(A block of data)
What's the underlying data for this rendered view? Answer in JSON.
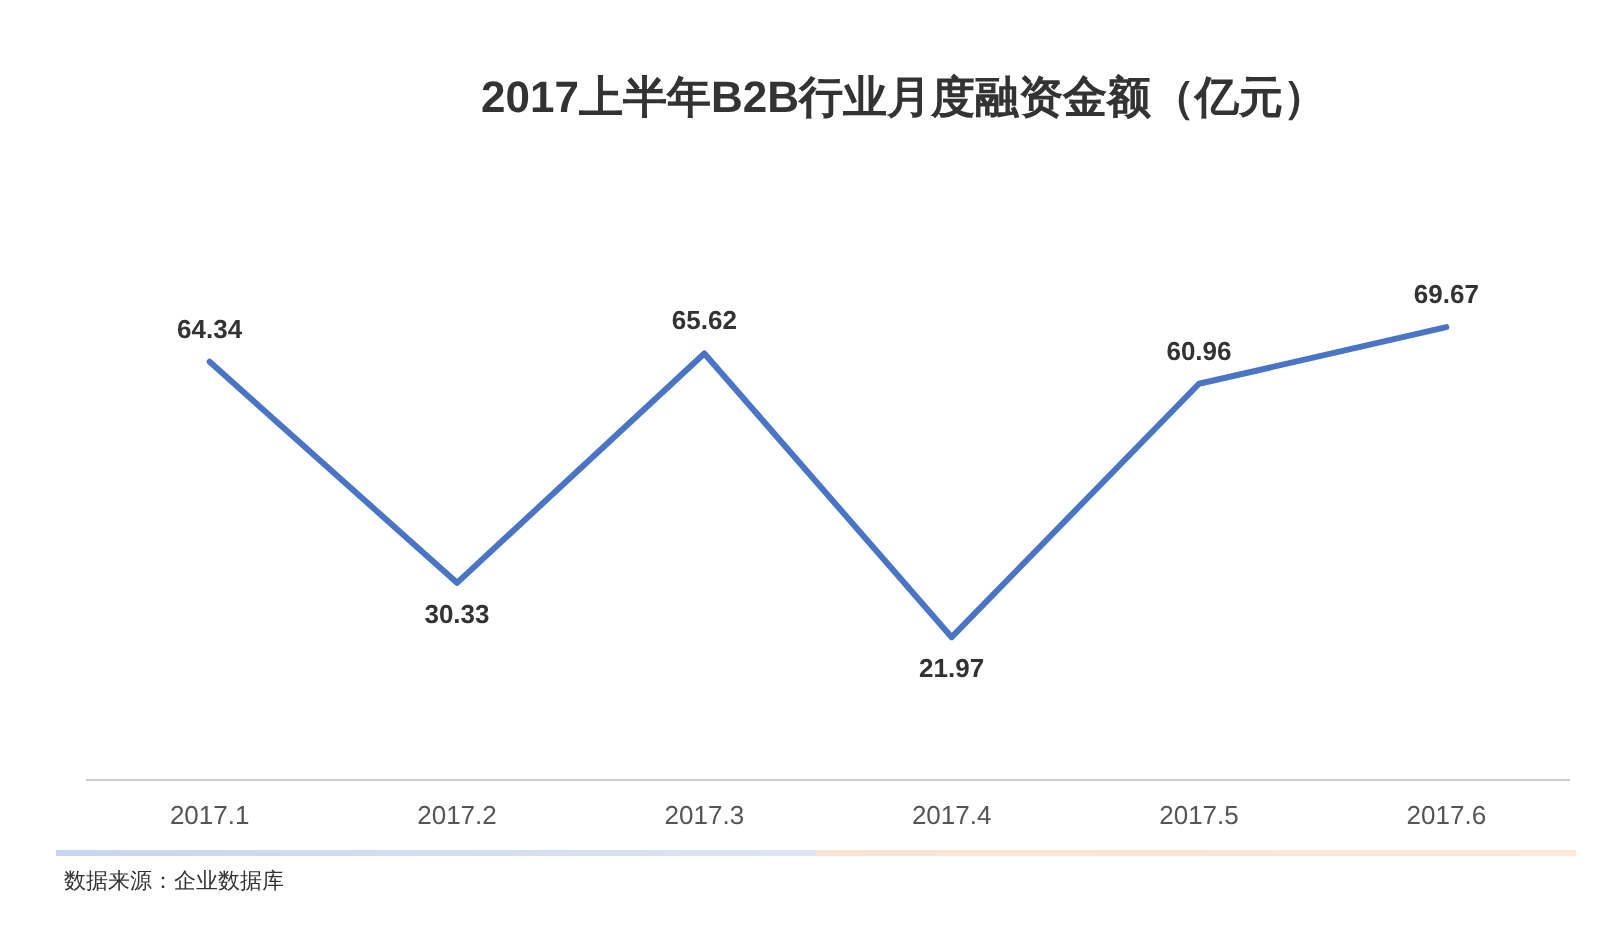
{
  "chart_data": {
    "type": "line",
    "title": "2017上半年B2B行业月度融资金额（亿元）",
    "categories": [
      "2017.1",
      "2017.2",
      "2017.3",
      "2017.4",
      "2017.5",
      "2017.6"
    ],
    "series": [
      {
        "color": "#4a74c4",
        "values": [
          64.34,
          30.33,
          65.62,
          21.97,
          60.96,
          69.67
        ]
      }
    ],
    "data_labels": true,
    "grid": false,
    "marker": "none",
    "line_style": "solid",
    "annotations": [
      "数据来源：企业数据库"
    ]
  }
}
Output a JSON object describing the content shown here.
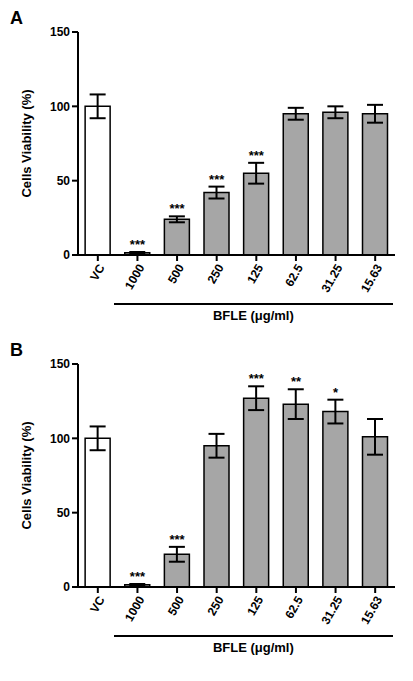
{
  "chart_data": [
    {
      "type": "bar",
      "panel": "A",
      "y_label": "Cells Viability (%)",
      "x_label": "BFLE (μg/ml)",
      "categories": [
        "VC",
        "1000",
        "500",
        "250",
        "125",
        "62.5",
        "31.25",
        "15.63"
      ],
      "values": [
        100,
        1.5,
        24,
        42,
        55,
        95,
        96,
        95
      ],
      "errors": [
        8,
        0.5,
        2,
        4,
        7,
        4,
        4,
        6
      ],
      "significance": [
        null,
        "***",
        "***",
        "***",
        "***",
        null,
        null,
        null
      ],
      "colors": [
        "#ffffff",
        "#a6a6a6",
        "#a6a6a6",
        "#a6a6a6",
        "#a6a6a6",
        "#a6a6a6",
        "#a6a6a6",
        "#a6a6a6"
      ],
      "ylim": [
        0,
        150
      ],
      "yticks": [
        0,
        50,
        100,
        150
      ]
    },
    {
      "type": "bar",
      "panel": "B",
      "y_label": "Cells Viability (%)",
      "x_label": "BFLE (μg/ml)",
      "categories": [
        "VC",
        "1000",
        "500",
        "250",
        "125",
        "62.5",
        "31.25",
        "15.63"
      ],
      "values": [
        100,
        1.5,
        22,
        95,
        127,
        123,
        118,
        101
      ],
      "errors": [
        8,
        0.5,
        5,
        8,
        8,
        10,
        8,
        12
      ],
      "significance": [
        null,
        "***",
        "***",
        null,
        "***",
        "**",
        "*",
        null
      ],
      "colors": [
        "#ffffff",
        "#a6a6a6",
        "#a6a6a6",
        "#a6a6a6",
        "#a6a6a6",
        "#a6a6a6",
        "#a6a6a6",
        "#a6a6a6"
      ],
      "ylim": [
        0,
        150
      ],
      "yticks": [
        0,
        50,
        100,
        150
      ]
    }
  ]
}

---

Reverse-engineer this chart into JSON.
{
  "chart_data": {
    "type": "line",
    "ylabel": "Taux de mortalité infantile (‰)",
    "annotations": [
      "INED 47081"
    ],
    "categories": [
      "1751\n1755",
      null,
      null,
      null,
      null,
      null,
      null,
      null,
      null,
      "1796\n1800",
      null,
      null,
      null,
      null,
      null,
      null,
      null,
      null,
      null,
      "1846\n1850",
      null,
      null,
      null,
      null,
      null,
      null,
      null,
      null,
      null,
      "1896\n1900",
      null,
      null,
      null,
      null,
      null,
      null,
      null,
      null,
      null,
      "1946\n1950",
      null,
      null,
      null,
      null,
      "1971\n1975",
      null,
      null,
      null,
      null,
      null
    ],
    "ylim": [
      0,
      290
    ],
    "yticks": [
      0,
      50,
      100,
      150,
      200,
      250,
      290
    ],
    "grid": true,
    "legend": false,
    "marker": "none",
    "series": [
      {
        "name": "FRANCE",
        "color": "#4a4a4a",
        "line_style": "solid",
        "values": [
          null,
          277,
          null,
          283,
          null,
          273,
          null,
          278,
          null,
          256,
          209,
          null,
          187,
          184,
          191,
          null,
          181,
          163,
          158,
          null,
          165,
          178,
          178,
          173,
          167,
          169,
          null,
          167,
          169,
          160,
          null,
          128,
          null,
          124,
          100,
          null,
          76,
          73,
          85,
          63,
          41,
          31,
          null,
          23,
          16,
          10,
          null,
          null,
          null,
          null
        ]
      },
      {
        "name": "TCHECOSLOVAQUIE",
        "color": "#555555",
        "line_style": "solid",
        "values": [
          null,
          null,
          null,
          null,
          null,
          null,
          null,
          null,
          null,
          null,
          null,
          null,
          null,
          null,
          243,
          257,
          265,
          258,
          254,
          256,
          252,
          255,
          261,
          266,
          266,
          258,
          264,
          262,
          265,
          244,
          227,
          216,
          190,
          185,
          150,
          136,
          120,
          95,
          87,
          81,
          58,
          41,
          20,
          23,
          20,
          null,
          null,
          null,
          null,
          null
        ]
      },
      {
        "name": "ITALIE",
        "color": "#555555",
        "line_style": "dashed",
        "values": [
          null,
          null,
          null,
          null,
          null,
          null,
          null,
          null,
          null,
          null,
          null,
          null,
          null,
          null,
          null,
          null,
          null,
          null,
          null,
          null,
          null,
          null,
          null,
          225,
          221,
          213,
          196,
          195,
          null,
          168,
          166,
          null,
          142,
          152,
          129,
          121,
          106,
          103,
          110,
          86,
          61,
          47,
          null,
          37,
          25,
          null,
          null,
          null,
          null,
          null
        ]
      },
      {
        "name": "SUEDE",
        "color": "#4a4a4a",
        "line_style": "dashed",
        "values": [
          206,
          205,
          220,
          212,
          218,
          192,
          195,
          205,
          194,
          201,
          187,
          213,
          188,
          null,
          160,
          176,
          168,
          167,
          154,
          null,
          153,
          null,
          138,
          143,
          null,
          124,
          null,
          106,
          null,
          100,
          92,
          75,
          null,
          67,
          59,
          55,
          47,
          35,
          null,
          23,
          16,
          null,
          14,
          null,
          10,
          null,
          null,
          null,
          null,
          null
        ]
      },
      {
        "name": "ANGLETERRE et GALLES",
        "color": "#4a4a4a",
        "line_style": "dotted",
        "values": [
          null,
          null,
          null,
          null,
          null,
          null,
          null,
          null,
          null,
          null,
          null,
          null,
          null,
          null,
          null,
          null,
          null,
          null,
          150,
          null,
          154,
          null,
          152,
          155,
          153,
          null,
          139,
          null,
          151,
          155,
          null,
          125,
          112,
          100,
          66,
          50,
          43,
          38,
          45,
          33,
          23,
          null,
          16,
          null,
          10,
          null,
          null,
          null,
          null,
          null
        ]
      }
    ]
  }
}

* * *

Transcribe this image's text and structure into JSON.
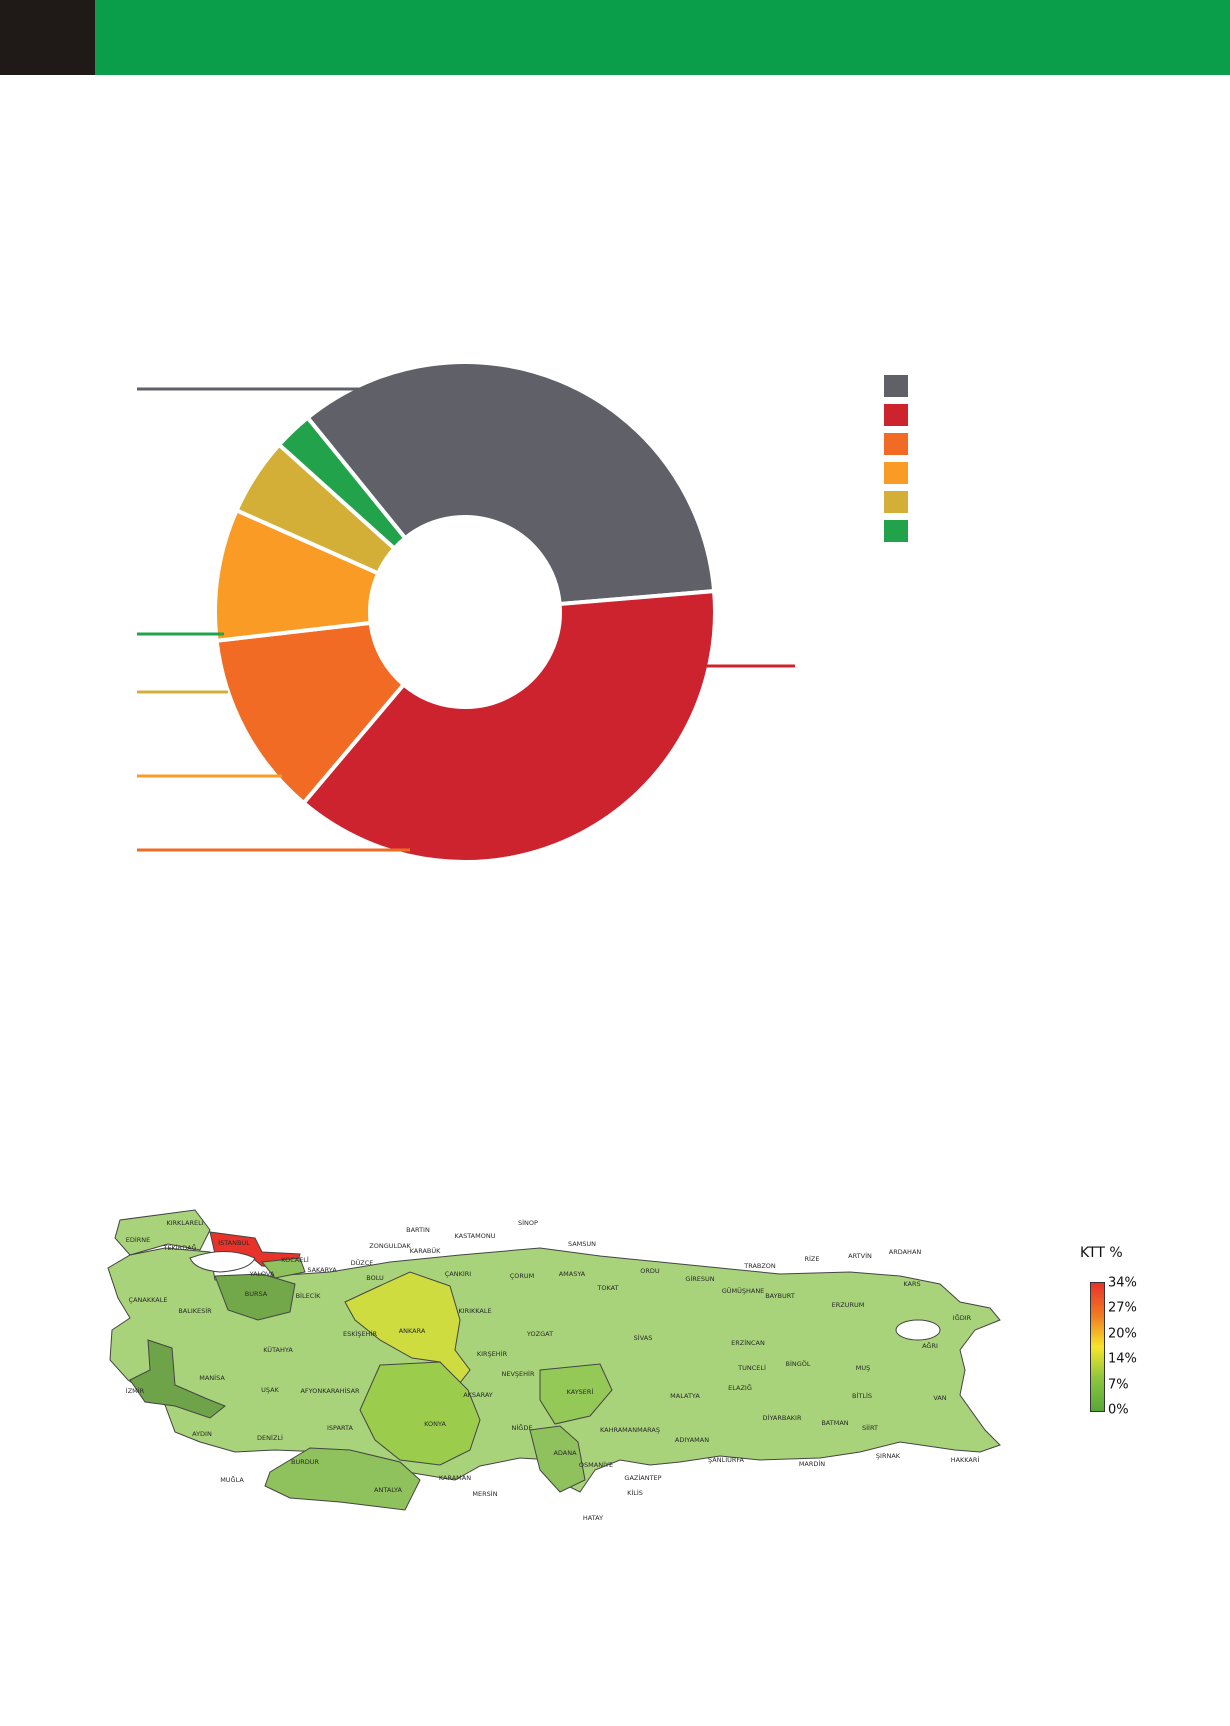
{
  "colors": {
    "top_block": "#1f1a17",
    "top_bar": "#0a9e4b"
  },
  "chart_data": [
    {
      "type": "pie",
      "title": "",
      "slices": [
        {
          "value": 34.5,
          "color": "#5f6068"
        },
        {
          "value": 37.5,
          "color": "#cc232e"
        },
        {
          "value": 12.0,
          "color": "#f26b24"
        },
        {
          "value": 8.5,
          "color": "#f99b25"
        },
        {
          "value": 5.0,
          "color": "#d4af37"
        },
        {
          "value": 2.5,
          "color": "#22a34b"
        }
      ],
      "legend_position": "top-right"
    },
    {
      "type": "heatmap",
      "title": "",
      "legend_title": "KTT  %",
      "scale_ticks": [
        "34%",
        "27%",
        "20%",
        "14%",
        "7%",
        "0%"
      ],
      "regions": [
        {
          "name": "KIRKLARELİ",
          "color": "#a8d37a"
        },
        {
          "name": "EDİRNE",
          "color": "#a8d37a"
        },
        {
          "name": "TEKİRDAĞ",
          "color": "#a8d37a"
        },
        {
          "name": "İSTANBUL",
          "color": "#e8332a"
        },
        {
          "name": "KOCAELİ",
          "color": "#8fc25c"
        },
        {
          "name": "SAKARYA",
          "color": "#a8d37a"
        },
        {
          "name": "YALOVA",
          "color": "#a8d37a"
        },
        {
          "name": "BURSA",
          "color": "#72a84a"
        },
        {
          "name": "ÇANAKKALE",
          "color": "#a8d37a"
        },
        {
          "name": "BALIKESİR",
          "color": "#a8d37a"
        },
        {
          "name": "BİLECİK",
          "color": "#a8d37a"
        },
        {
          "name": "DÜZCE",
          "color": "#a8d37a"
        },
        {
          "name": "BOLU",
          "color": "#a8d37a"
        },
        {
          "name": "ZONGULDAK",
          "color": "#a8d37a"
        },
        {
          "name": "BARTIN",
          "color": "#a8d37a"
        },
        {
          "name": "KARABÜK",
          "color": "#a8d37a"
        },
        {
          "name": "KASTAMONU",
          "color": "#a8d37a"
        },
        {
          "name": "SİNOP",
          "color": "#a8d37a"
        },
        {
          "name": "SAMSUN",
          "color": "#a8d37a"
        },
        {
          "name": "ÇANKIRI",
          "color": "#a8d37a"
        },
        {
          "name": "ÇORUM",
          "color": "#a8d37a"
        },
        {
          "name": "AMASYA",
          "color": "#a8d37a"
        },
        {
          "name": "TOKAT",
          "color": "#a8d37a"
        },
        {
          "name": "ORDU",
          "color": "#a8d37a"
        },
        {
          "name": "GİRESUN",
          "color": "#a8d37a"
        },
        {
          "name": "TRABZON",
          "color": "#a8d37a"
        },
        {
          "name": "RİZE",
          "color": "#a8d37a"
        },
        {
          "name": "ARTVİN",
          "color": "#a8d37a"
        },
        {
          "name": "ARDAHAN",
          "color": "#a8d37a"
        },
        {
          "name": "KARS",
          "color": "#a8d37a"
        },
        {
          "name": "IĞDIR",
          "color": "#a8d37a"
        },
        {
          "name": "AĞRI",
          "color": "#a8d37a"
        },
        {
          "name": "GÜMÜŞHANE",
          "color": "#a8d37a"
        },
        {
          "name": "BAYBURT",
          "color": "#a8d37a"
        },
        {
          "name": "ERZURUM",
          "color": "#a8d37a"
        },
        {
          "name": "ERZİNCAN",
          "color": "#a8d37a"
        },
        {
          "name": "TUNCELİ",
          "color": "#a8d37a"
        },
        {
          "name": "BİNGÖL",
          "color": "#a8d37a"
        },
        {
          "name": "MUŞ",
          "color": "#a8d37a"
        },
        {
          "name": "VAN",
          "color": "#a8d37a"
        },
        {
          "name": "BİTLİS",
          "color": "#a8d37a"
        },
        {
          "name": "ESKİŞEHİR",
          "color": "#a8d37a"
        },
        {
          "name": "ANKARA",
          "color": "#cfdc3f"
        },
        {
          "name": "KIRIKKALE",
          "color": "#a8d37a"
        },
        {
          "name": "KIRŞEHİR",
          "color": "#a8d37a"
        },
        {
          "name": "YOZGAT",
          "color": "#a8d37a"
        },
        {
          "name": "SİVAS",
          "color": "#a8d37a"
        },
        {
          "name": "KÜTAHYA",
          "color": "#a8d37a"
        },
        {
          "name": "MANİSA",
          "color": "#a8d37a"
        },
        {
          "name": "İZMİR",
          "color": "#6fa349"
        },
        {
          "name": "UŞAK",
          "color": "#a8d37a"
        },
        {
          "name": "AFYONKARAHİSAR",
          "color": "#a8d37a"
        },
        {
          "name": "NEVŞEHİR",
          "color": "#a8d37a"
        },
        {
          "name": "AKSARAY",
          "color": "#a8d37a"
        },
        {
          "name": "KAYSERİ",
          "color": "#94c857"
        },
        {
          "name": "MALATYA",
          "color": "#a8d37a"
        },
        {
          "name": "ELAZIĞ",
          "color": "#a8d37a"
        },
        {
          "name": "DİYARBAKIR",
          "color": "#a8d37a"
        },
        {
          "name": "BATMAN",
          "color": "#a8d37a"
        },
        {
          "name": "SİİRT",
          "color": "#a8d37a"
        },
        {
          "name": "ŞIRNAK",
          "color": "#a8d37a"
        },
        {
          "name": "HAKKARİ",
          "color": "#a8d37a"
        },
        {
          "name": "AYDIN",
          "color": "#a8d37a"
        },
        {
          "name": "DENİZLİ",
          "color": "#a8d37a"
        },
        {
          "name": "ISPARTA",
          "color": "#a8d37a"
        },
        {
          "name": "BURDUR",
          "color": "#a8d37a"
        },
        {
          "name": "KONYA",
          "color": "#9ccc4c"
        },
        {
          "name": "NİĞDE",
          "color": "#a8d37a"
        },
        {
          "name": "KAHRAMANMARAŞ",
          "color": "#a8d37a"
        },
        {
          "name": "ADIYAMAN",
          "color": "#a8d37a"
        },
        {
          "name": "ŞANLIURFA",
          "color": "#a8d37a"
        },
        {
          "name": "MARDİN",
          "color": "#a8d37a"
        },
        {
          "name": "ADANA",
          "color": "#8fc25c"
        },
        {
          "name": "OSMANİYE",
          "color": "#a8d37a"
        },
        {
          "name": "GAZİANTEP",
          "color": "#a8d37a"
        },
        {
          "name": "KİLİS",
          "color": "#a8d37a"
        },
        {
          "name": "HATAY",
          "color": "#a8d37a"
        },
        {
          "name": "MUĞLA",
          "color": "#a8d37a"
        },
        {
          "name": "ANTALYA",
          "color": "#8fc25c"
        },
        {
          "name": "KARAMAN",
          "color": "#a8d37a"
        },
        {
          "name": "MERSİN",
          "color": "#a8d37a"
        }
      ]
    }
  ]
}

> PROBLEM TO SOLVE
Select every line of the records holding the string "into".

> WRITTEN ANSWER
Reverse-engineer this chart into JSON.
Transcribe this image's text and structure into JSON.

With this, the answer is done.